Görevin kapsamı.
Aşağıdaki kayıtlarda yer alan bütün satırları, tek bir karakterini bile değiştirmeden yeniden yazın.

[Bir sayfa düzeni etiketleme kümesinden alıntılar]
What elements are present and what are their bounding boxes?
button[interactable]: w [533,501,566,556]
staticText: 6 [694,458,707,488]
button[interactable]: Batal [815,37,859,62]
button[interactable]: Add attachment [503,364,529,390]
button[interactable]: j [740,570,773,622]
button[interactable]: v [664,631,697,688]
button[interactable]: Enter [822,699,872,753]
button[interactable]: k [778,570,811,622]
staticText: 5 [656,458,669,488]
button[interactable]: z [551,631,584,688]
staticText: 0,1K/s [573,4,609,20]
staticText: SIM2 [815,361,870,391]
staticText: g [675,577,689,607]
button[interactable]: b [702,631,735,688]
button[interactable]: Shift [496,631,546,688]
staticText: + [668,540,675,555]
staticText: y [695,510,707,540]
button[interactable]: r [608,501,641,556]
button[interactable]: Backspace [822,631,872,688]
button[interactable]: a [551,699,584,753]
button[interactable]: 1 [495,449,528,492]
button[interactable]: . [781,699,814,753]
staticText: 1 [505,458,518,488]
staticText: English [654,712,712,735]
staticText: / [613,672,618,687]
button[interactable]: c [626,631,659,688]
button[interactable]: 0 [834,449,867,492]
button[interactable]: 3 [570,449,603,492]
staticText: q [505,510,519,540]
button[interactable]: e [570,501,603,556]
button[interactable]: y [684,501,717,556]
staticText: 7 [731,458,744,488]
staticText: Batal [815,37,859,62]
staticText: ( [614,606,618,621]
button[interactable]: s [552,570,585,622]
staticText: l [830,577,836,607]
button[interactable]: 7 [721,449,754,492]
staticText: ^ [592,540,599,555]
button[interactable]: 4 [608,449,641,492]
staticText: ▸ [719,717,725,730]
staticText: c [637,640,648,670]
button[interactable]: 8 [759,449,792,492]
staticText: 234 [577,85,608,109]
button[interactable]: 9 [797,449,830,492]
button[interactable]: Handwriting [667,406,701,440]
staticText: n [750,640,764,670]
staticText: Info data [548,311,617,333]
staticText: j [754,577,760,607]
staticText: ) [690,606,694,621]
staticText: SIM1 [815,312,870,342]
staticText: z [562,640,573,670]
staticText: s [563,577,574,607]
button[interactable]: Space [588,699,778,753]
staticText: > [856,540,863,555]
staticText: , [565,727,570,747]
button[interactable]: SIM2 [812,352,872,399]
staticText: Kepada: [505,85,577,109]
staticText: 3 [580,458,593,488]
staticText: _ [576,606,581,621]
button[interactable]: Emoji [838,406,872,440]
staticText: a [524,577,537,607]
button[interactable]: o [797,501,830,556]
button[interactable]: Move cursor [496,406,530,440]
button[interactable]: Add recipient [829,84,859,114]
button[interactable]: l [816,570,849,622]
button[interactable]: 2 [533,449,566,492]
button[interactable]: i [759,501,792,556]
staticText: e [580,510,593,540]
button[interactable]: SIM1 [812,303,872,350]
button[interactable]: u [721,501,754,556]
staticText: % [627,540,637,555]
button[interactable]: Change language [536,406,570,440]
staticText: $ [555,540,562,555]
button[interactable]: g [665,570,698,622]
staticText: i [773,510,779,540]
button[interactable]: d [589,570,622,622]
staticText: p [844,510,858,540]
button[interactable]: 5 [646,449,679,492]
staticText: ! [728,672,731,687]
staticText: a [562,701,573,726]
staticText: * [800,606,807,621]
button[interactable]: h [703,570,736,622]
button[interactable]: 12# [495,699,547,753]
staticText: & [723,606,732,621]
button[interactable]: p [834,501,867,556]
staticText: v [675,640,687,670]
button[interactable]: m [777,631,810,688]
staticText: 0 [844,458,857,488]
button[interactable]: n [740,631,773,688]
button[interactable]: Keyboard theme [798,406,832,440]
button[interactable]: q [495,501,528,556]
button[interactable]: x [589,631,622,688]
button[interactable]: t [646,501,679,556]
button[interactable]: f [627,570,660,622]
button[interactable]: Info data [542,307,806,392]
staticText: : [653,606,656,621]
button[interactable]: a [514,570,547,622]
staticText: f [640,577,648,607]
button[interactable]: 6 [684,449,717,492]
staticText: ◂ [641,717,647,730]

Görevin yanıtı.
What elements are present and what are their bounding boxes?
button[interactable]: w [533,501,566,556]
staticText: 6 [694,458,707,488]
button[interactable]: Batal [815,37,859,62]
button[interactable]: Add attachment [503,364,529,390]
button[interactable]: j [740,570,773,622]
button[interactable]: v [664,631,697,688]
button[interactable]: Enter [822,699,872,753]
button[interactable]: k [778,570,811,622]
staticText: 5 [656,458,669,488]
button[interactable]: z [551,631,584,688]
staticText: 0,1K/s [573,4,609,20]
staticText: SIM2 [815,361,870,391]
staticText: g [675,577,689,607]
button[interactable]: b [702,631,735,688]
button[interactable]: Shift [496,631,546,688]
staticText: + [668,540,675,555]
staticText: y [695,510,707,540]
button[interactable]: r [608,501,641,556]
button[interactable]: Backspace [822,631,872,688]
button[interactable]: a [551,699,584,753]
button[interactable]: 1 [495,449,528,492]
button[interactable]: . [781,699,814,753]
staticText: 1 [505,458,518,488]
staticText: English [654,712,712,735]
staticText: / [613,672,618,687]
button[interactable]: c [626,631,659,688]
button[interactable]: 0 [834,449,867,492]
button[interactable]: 3 [570,449,603,492]
staticText: q [505,510,519,540]
button[interactable]: e [570,501,603,556]
button[interactable]: y [684,501,717,556]
staticText: 7 [731,458,744,488]
staticText: Batal [815,37,859,62]
staticText: ( [614,606,618,621]
button[interactable]: s [552,570,585,622]
staticText: l [830,577,836,607]
button[interactable]: 7 [721,449,754,492]
staticText: ^ [592,540,599,555]
button[interactable]: 4 [608,449,641,492]
staticText: ▸ [719,717,725,730]
staticText: c [637,640,648,670]
button[interactable]: 8 [759,449,792,492]
staticText: 234 [577,85,608,109]
button[interactable]: 9 [797,449,830,492]
button[interactable]: Handwriting [667,406,701,440]
staticText: n [750,640,764,670]
staticText: Info data [548,311,617,333]
staticText: j [754,577,760,607]
staticText: ) [690,606,694,621]
staticText: SIM1 [815,312,870,342]
staticText: z [562,640,573,670]
staticText: s [563,577,574,607]
button[interactable]: Space [588,699,778,753]
staticText: > [856,540,863,555]
staticText: , [565,727,570,747]
button[interactable]: SIM2 [812,352,872,399]
staticText: Kepada: [505,85,577,109]
staticText: 3 [580,458,593,488]
staticText: _ [576,606,581,621]
button[interactable]: Emoji [838,406,872,440]
staticText: a [524,577,537,607]
button[interactable]: o [797,501,830,556]
button[interactable]: Move cursor [496,406,530,440]
button[interactable]: Add recipient [829,84,859,114]
button[interactable]: l [816,570,849,622]
button[interactable]: 2 [533,449,566,492]
button[interactable]: i [759,501,792,556]
staticText: e [580,510,593,540]
button[interactable]: SIM1 [812,303,872,350]
button[interactable]: u [721,501,754,556]
staticText: % [627,540,637,555]
button[interactable]: Change language [536,406,570,440]
staticText: $ [555,540,562,555]
button[interactable]: g [665,570,698,622]
staticText: i [773,510,779,540]
button[interactable]: d [589,570,622,622]
staticText: p [844,510,858,540]
button[interactable]: 5 [646,449,679,492]
staticText: ! [728,672,731,687]
staticText: a [562,701,573,726]
staticText: * [800,606,807,621]
button[interactable]: h [703,570,736,622]
button[interactable]: 12# [495,699,547,753]
staticText: & [723,606,732,621]
button[interactable]: p [834,501,867,556]
staticText: v [675,640,687,670]
button[interactable]: m [777,631,810,688]
staticText: 0 [844,458,857,488]
button[interactable]: n [740,631,773,688]
button[interactable]: Keyboard theme [798,406,832,440]
button[interactable]: q [495,501,528,556]
button[interactable]: x [589,631,622,688]
button[interactable]: t [646,501,679,556]
button[interactable]: f [627,570,660,622]
button[interactable]: Info data [542,307,806,392]
staticText: : [653,606,656,621]
button[interactable]: a [514,570,547,622]
staticText: f [640,577,648,607]
button[interactable]: 6 [684,449,717,492]
staticText: ◂ [641,717,647,730]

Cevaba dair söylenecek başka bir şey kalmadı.